● DATASET RECORDS:

--- Start ---

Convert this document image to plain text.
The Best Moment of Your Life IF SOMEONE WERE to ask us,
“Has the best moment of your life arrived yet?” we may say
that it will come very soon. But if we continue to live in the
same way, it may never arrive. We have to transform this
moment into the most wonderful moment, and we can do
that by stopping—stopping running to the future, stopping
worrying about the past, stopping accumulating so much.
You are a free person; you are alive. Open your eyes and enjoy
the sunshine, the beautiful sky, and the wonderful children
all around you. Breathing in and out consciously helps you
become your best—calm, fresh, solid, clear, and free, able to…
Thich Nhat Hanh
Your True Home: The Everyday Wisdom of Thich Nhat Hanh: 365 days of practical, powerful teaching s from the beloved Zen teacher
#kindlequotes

--- End ---
--- Start ---

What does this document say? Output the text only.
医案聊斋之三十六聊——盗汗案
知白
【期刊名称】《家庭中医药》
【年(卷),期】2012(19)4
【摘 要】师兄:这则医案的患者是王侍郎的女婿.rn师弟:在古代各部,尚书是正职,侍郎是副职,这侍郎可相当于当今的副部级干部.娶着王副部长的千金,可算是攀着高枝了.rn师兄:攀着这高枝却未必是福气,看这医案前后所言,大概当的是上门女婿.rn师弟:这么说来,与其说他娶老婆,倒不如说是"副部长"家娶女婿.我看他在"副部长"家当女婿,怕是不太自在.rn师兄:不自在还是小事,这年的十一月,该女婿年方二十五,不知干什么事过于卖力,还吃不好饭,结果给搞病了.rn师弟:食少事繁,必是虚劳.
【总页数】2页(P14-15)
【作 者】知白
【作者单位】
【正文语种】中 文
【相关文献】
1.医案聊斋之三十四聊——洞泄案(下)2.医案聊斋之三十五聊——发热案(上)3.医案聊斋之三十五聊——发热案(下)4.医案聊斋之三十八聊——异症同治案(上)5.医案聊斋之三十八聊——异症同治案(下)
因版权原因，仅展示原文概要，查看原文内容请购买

--- End ---
--- Start ---

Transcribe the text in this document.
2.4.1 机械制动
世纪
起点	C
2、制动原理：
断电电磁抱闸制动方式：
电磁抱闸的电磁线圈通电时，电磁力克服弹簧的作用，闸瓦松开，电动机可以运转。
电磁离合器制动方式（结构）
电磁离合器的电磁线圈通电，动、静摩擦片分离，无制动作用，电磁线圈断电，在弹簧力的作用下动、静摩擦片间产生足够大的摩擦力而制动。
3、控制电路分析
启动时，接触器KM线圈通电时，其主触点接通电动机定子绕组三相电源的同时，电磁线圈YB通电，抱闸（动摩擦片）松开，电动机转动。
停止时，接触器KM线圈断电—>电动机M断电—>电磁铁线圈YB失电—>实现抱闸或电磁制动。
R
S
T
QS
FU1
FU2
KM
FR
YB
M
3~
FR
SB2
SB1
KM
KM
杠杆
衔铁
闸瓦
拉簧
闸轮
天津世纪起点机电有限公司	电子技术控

--- End ---

● GOAL OF THE EXERCISE: Return all lines with the word "free" in them.

● EXPECTED ANSWER:
You are a free person; you are alive. Open your eyes and enjoy
become your best—calm, fresh, solid, clear, and free, able to…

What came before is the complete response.